To be done —
Can you repeat everything from the start of the data down to the line containing "Text: Format: Format [407,419,456,432]", both ends included, keeping every character unchanged?

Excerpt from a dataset
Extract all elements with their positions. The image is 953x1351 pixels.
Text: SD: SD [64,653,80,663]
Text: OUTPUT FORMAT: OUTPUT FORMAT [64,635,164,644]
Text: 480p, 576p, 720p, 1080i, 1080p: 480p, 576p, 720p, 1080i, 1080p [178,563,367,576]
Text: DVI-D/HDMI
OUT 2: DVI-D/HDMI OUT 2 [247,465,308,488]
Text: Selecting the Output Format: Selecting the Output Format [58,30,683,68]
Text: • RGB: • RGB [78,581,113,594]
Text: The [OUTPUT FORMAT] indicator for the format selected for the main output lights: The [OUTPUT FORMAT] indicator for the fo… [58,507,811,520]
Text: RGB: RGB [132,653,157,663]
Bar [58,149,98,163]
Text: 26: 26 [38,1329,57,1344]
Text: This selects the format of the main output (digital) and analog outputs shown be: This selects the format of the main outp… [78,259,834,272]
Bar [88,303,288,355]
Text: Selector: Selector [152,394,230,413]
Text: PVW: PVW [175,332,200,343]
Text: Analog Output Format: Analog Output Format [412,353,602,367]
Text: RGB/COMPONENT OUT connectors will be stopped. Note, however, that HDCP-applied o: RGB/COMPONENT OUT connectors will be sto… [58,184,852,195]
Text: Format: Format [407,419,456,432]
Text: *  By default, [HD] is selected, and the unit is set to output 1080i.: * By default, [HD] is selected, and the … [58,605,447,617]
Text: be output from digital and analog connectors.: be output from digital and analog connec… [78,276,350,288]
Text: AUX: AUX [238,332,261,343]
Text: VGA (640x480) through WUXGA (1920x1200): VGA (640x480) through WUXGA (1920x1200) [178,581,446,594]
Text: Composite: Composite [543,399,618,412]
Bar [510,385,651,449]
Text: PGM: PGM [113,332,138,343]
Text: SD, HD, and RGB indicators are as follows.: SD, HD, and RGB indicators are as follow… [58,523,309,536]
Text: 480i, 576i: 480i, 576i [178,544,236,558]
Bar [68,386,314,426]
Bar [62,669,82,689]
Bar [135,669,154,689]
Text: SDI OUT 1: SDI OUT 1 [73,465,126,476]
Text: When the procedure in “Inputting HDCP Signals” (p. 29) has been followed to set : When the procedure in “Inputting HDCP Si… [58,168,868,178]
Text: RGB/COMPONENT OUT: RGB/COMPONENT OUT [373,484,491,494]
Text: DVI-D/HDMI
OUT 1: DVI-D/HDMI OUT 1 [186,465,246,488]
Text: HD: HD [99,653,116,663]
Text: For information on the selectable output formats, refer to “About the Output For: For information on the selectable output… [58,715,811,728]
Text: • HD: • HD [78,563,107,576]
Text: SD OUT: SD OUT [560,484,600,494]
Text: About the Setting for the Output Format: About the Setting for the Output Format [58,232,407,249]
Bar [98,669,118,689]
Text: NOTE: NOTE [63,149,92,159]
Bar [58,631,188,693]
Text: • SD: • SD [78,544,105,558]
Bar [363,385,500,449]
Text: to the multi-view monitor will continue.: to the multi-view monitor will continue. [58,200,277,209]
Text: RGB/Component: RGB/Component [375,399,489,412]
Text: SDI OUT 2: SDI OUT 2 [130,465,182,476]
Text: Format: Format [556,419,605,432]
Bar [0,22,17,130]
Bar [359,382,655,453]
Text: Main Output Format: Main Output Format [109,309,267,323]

Answer to the problem —
Extract all elements with their positions. The image is 953x1351 pixels.
Text: SD: SD [64,653,80,663]
Text: OUTPUT FORMAT: OUTPUT FORMAT [64,635,164,644]
Text: 480p, 576p, 720p, 1080i, 1080p: 480p, 576p, 720p, 1080i, 1080p [178,563,367,576]
Text: DVI-D/HDMI
OUT 2: DVI-D/HDMI OUT 2 [247,465,308,488]
Text: Selecting the Output Format: Selecting the Output Format [58,30,683,68]
Text: • RGB: • RGB [78,581,113,594]
Text: The [OUTPUT FORMAT] indicator for the format selected for the main output lights: The [OUTPUT FORMAT] indicator for the fo… [58,507,811,520]
Text: RGB: RGB [132,653,157,663]
Bar [58,149,98,163]
Text: 26: 26 [38,1329,57,1344]
Text: This selects the format of the main output (digital) and analog outputs shown be: This selects the format of the main outp… [78,259,834,272]
Bar [88,303,288,355]
Text: Selector: Selector [152,394,230,413]
Text: PVW: PVW [175,332,200,343]
Text: Analog Output Format: Analog Output Format [412,353,602,367]
Text: RGB/COMPONENT OUT connectors will be stopped. Note, however, that HDCP-applied o: RGB/COMPONENT OUT connectors will be sto… [58,184,852,195]
Text: Format: Format [407,419,456,432]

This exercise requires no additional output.